-- Opening Marker --

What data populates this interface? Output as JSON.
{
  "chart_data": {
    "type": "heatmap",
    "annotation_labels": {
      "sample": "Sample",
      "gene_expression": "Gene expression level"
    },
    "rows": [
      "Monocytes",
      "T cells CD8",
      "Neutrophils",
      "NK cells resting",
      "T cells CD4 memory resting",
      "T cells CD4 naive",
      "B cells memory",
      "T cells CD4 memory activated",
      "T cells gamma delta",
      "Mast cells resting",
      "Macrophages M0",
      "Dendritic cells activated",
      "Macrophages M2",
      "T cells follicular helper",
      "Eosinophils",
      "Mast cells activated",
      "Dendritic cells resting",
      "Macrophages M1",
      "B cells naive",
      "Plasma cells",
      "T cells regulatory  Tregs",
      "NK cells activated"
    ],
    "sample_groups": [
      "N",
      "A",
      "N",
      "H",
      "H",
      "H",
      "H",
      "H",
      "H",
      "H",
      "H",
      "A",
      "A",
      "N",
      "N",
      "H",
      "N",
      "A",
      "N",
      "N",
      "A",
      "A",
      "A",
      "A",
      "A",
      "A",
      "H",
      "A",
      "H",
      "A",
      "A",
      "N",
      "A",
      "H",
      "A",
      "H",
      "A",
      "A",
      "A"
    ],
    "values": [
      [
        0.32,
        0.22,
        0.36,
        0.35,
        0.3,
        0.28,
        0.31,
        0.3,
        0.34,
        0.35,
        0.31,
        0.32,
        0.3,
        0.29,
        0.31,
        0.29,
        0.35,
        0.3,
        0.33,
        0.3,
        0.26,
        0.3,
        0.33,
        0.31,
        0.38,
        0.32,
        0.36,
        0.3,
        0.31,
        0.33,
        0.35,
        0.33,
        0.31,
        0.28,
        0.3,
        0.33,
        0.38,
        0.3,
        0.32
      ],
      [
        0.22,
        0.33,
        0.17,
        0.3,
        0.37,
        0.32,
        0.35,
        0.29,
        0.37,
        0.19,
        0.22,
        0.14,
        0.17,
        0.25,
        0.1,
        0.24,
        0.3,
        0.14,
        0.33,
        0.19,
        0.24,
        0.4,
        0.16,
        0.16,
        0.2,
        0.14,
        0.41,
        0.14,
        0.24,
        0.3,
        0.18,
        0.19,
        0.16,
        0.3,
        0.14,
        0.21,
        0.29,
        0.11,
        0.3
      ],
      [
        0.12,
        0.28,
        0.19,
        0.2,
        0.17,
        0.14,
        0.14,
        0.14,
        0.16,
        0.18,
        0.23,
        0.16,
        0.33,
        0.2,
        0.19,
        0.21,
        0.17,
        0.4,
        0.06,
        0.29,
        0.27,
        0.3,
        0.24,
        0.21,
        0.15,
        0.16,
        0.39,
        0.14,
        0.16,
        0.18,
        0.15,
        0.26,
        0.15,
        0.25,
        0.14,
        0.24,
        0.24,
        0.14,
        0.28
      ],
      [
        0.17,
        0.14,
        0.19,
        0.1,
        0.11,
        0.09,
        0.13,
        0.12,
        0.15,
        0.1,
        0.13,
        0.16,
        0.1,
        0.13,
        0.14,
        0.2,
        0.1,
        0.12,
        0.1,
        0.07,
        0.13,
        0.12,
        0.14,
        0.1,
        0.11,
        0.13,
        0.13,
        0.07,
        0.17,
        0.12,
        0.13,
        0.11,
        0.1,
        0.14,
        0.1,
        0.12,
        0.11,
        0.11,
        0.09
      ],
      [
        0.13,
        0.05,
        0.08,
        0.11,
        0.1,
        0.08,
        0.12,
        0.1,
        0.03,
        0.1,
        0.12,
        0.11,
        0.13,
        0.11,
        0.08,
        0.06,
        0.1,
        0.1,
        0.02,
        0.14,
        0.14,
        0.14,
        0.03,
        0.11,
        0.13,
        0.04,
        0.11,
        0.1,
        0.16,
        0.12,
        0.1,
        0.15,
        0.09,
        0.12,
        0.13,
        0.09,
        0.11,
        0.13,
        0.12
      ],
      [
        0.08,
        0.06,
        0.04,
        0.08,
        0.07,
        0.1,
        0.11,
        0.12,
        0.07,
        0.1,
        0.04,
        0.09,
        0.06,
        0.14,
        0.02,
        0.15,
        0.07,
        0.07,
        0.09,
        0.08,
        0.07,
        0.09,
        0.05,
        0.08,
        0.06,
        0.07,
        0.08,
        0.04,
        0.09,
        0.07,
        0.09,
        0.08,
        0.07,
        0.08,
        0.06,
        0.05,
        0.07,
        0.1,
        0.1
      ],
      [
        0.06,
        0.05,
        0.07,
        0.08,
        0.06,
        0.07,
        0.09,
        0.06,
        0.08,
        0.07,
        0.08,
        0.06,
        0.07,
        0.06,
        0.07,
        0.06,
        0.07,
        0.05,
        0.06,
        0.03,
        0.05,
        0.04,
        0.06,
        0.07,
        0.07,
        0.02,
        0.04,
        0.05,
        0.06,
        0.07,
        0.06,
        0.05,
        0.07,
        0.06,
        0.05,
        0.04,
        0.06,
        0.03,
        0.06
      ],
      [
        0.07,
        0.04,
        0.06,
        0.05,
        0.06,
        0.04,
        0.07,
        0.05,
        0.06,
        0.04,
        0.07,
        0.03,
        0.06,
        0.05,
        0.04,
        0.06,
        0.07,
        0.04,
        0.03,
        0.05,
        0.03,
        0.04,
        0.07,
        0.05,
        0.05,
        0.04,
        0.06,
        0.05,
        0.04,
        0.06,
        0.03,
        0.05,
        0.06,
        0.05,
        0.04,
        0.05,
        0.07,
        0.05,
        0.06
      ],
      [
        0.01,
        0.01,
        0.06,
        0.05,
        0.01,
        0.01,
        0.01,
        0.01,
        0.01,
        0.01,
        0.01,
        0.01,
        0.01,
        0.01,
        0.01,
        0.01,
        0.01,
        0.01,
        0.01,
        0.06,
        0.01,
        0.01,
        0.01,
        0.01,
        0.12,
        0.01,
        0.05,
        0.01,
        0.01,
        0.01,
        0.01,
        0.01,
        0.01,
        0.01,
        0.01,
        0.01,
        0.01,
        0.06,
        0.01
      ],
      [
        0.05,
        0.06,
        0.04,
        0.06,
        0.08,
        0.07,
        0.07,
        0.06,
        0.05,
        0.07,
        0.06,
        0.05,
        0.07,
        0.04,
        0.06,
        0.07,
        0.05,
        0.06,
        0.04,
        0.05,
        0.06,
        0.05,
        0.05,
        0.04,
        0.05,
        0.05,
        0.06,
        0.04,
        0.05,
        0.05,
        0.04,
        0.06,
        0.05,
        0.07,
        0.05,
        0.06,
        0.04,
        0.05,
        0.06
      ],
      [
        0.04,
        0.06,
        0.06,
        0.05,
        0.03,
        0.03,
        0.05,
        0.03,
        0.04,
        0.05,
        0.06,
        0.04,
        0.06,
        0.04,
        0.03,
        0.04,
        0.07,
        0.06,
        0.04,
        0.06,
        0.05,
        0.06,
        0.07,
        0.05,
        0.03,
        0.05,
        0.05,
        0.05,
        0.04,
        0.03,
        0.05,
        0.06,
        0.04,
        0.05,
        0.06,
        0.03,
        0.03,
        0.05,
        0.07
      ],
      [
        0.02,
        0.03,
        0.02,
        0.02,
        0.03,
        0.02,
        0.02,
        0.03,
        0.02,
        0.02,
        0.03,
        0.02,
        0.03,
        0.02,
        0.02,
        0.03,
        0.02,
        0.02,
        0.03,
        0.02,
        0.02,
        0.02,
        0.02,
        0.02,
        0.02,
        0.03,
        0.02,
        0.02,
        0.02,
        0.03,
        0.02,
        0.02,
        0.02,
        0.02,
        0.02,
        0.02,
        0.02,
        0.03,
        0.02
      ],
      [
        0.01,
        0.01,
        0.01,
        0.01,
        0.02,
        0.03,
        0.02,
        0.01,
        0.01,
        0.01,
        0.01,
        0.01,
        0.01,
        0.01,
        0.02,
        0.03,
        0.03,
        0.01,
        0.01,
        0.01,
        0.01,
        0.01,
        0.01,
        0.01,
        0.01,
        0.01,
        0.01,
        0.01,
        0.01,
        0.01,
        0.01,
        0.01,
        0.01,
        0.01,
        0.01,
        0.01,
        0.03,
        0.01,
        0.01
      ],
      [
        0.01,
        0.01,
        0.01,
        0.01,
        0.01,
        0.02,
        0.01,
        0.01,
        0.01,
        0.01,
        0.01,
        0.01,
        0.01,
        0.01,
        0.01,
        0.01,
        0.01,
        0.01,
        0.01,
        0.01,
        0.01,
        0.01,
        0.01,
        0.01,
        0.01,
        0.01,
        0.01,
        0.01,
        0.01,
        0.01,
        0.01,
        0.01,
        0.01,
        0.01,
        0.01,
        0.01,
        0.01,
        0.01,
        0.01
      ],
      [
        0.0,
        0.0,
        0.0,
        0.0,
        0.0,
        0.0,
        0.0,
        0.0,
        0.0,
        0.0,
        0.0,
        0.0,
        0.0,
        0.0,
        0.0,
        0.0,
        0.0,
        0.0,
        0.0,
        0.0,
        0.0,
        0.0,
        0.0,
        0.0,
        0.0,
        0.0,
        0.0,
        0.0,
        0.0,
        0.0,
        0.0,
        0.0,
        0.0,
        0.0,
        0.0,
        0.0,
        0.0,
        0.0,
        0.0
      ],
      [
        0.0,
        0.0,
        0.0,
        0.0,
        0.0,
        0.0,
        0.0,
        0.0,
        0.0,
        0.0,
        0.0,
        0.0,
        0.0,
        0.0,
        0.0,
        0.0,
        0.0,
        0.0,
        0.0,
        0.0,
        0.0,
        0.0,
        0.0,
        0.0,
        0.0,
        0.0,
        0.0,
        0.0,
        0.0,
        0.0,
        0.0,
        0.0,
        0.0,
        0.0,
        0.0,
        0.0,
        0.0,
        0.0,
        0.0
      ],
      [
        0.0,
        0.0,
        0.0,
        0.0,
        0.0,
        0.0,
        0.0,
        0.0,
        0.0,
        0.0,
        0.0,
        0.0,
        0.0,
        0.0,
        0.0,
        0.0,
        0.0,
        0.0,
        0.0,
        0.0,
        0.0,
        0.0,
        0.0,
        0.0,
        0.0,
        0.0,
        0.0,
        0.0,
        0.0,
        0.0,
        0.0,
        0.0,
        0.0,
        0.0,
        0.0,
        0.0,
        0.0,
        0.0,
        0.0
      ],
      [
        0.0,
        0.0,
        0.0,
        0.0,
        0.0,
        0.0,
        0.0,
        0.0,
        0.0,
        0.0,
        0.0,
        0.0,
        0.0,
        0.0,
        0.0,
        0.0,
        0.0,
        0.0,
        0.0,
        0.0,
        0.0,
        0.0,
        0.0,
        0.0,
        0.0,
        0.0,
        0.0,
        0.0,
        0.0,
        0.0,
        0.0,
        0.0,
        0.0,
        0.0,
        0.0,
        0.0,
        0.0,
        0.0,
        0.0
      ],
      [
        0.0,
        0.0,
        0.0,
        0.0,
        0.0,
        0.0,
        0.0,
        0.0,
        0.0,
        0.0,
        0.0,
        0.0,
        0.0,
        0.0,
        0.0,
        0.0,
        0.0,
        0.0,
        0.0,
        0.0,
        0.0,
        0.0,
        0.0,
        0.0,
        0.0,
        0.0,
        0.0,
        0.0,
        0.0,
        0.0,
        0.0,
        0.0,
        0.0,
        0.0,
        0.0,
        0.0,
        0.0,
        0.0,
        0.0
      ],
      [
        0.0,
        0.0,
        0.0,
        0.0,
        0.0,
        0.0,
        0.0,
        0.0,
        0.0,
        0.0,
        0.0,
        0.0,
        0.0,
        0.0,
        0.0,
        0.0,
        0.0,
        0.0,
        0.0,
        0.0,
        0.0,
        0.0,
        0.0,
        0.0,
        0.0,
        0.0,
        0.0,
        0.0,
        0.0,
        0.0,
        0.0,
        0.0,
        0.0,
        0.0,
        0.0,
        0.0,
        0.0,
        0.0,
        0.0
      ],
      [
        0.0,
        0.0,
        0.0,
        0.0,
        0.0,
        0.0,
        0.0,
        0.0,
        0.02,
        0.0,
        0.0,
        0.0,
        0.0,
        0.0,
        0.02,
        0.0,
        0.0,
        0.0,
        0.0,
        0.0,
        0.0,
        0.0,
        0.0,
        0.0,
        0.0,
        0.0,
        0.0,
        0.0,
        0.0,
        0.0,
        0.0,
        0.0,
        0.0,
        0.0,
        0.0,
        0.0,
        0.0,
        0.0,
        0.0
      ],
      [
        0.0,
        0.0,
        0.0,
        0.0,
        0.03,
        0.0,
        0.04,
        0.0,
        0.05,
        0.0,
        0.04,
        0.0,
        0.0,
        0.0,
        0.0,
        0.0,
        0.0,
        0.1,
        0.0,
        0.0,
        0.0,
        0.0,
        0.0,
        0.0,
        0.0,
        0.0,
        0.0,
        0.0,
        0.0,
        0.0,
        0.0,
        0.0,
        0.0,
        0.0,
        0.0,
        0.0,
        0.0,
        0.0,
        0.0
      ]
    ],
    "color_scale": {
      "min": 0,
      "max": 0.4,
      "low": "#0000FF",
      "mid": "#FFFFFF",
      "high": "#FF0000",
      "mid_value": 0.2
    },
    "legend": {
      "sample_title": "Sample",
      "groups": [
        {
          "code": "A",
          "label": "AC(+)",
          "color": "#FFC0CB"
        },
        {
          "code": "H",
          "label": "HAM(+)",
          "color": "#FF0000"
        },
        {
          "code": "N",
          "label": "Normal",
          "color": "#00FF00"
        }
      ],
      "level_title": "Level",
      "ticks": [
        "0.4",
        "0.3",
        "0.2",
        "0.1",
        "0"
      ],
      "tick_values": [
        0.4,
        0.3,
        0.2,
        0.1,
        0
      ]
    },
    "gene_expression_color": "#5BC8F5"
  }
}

-- Closing Marker --

YOUR OBJECTIVE:
Reply with the count alone: how many lines of the records contain the string "activated"?

SOLUTION TO THIS PROBLEM:
4